__Task objective__. Make an exact copy of each entry, leaving out every picture.

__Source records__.

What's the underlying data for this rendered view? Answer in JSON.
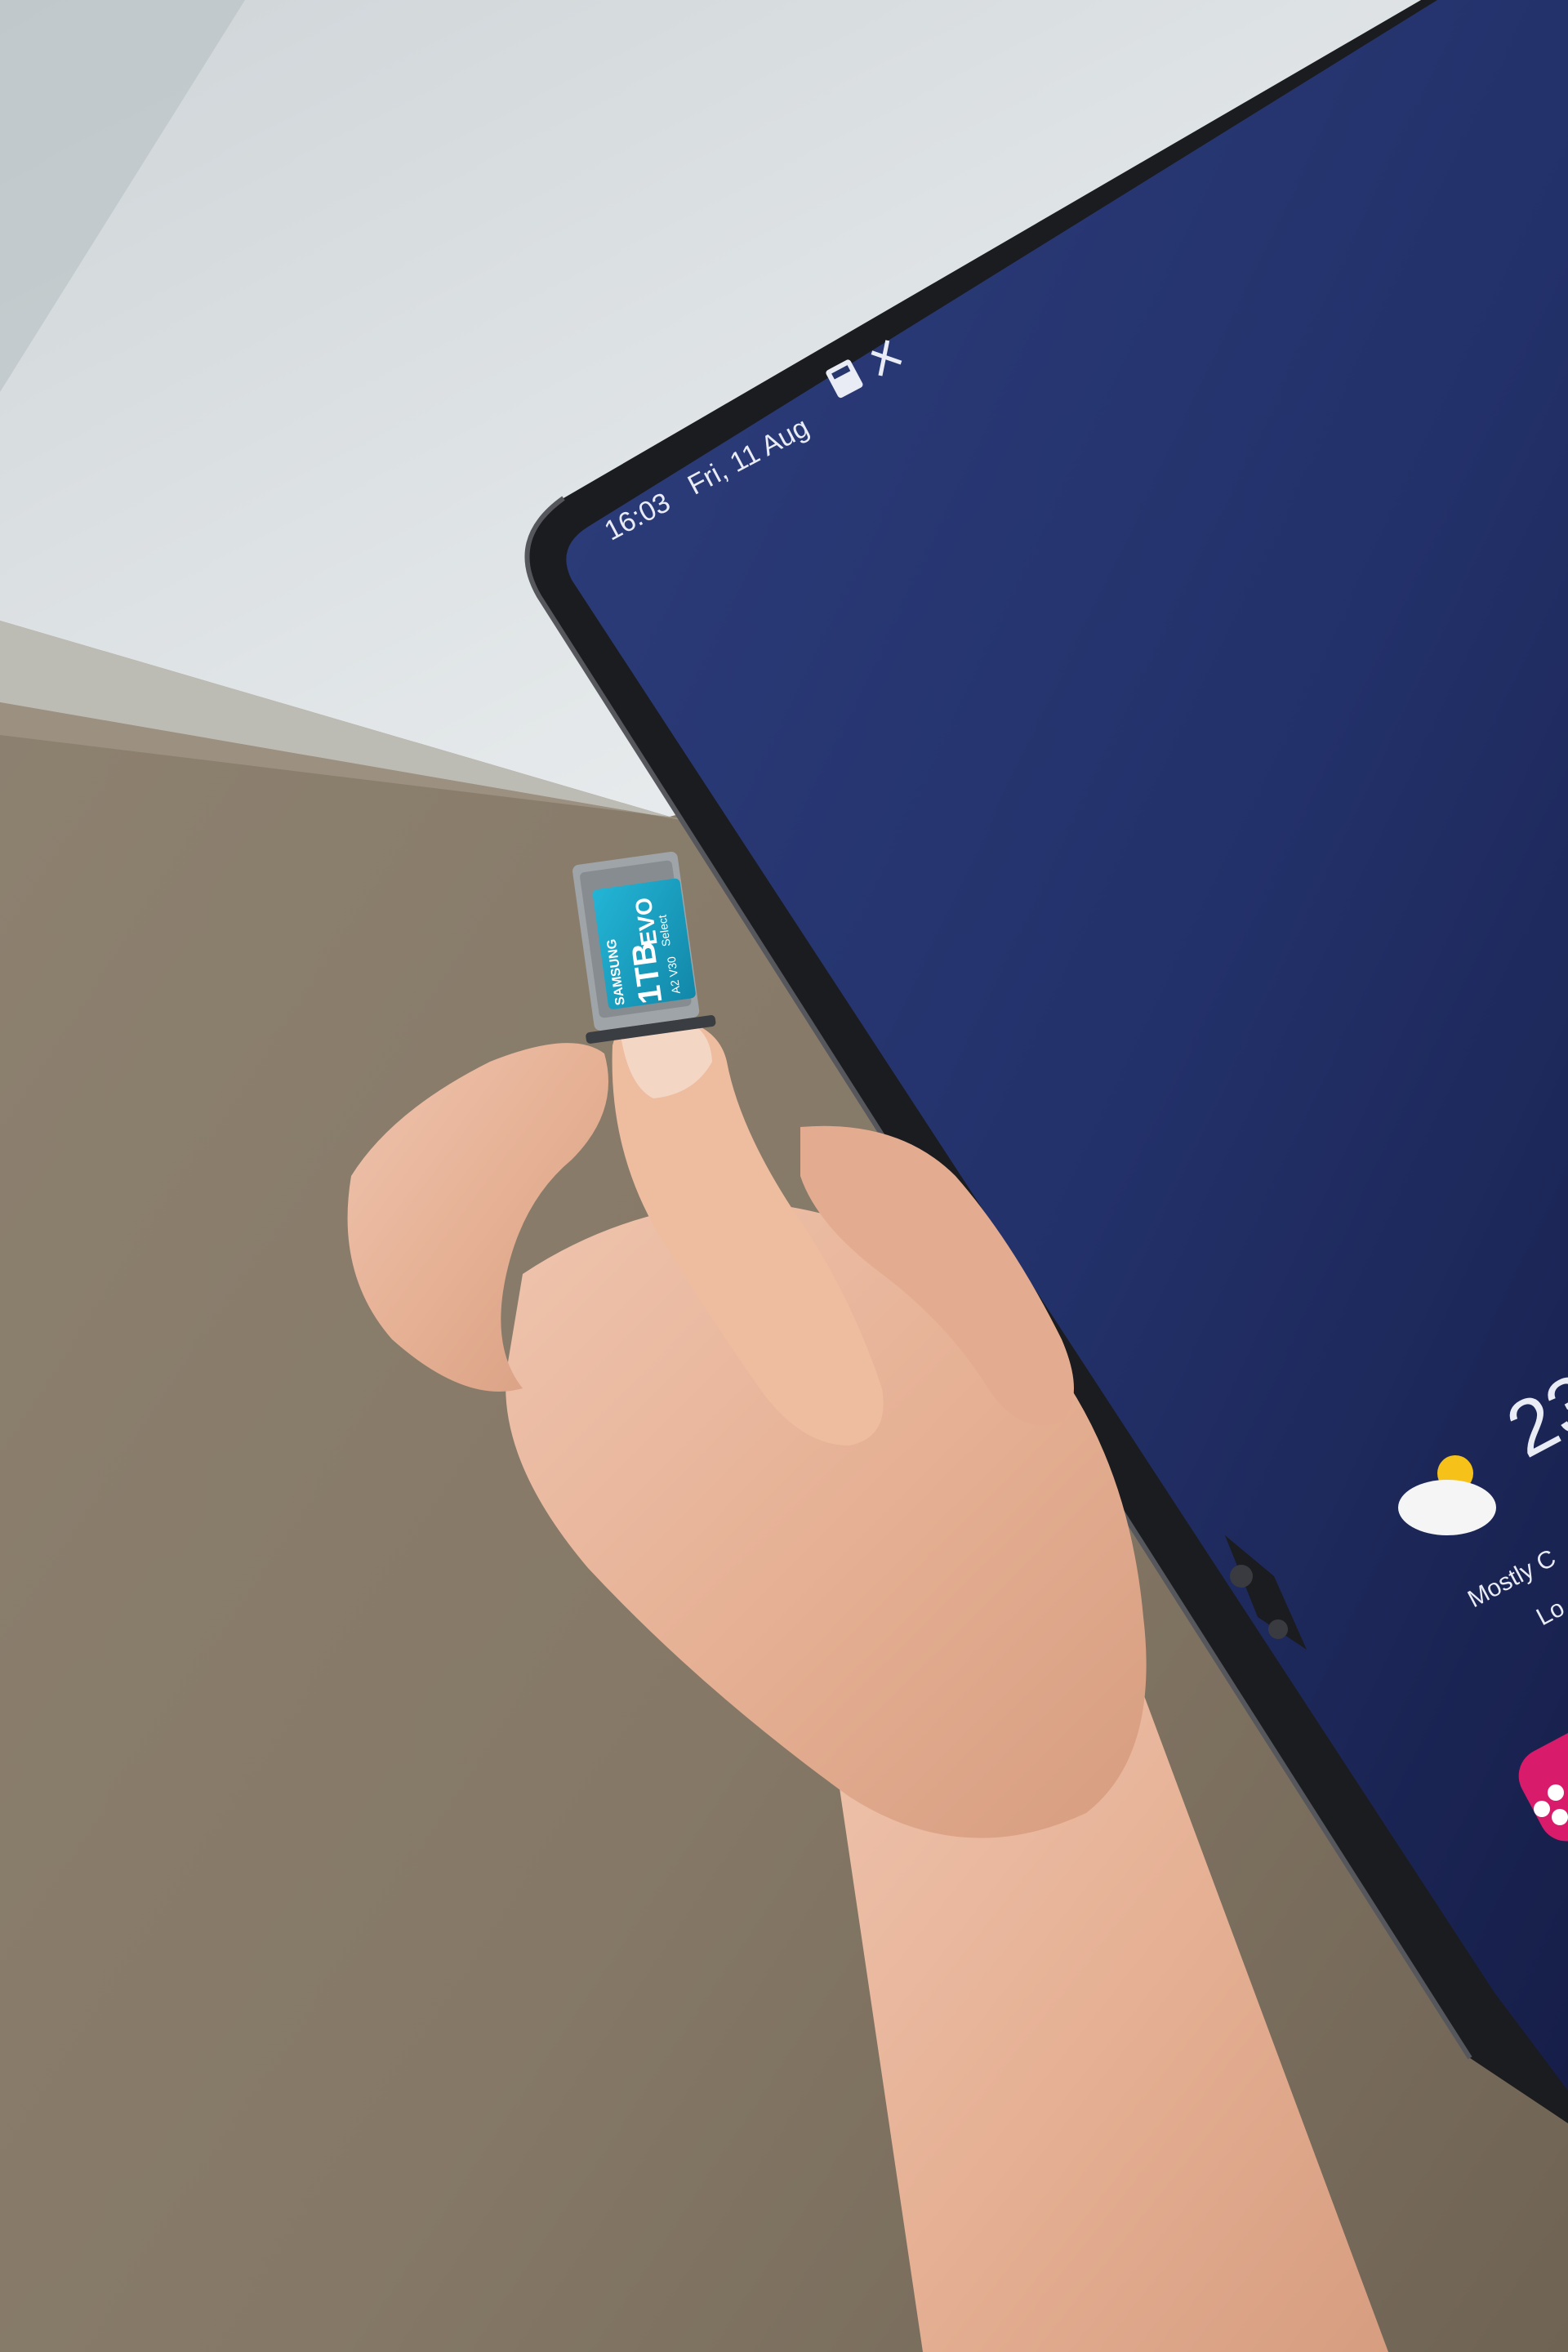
{
  "status_bar": {
    "time": "16:03",
    "date": "Fri, 11 Aug",
    "icons": [
      "microsd-card-icon",
      "no-signal-icon"
    ]
  },
  "weather_widget": {
    "temperature": "23",
    "condition": "Mostly C",
    "location": "Lo",
    "icon": "partly-cloudy-icon"
  },
  "memory_card": {
    "brand": "SAMSUNG",
    "capacity": "1TB",
    "line": "EVO",
    "variant": "Select",
    "rating": "A2 V30"
  },
  "colors": {
    "wallpaper": "#28366e",
    "card": "#1aa6c8",
    "table": "#8c7e6c",
    "app_icon": "#d81b6b"
  }
}
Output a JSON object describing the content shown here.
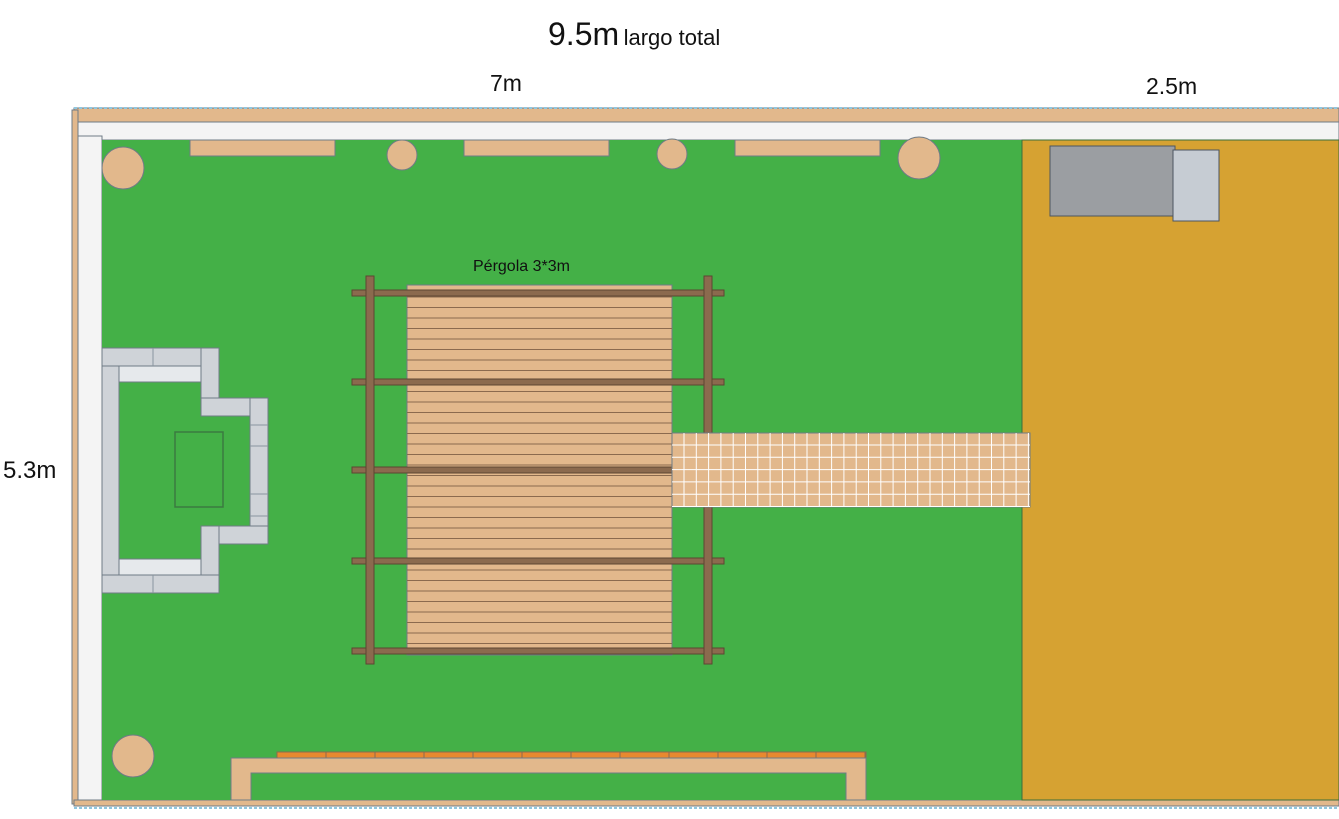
{
  "labels": {
    "total_value": "9.5m",
    "total_text": "largo total",
    "green_width": "7m",
    "deck_width": "2.5m",
    "height": "5.3m",
    "pergola": "Pérgola 3*3m"
  },
  "colors": {
    "lawn": "#44b047",
    "deck": "#d6a232",
    "wall": "#e2b88c",
    "wall_white": "#f4f4f4",
    "pergola_slats": "#e2b88c",
    "pergola_beams": "#8b6a4e",
    "stone": "#cfd3d8",
    "furniture_gray": "#9b9ea2",
    "path_tiles": "#e2b88c",
    "bench_orange": "#e8892e",
    "planter": "#e2b88c"
  }
}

__Completed exercise__.
What's the underlying data for this rendered view? Answer in JSON.
{
  "status_bar": {
    "time": "16:03",
    "date": "Fri, 11 Aug",
    "icons": [
      "microsd-card-icon",
      "no-signal-icon"
    ]
  },
  "weather_widget": {
    "temperature": "23",
    "condition": "Mostly C",
    "location": "Lo",
    "icon": "partly-cloudy-icon"
  },
  "memory_card": {
    "brand": "SAMSUNG",
    "capacity": "1TB",
    "line": "EVO",
    "variant": "Select",
    "rating": "A2 V30"
  },
  "colors": {
    "wallpaper": "#28366e",
    "card": "#1aa6c8",
    "table": "#8c7e6c",
    "app_icon": "#d81b6b"
  }
}
Output a JSON object describing the content shown here.
{
  "labels": {
    "total_value": "9.5m",
    "total_text": "largo total",
    "green_width": "7m",
    "deck_width": "2.5m",
    "height": "5.3m",
    "pergola": "Pérgola 3*3m"
  },
  "colors": {
    "lawn": "#44b047",
    "deck": "#d6a232",
    "wall": "#e2b88c",
    "wall_white": "#f4f4f4",
    "pergola_slats": "#e2b88c",
    "pergola_beams": "#8b6a4e",
    "stone": "#cfd3d8",
    "furniture_gray": "#9b9ea2",
    "path_tiles": "#e2b88c",
    "bench_orange": "#e8892e",
    "planter": "#e2b88c"
  }
}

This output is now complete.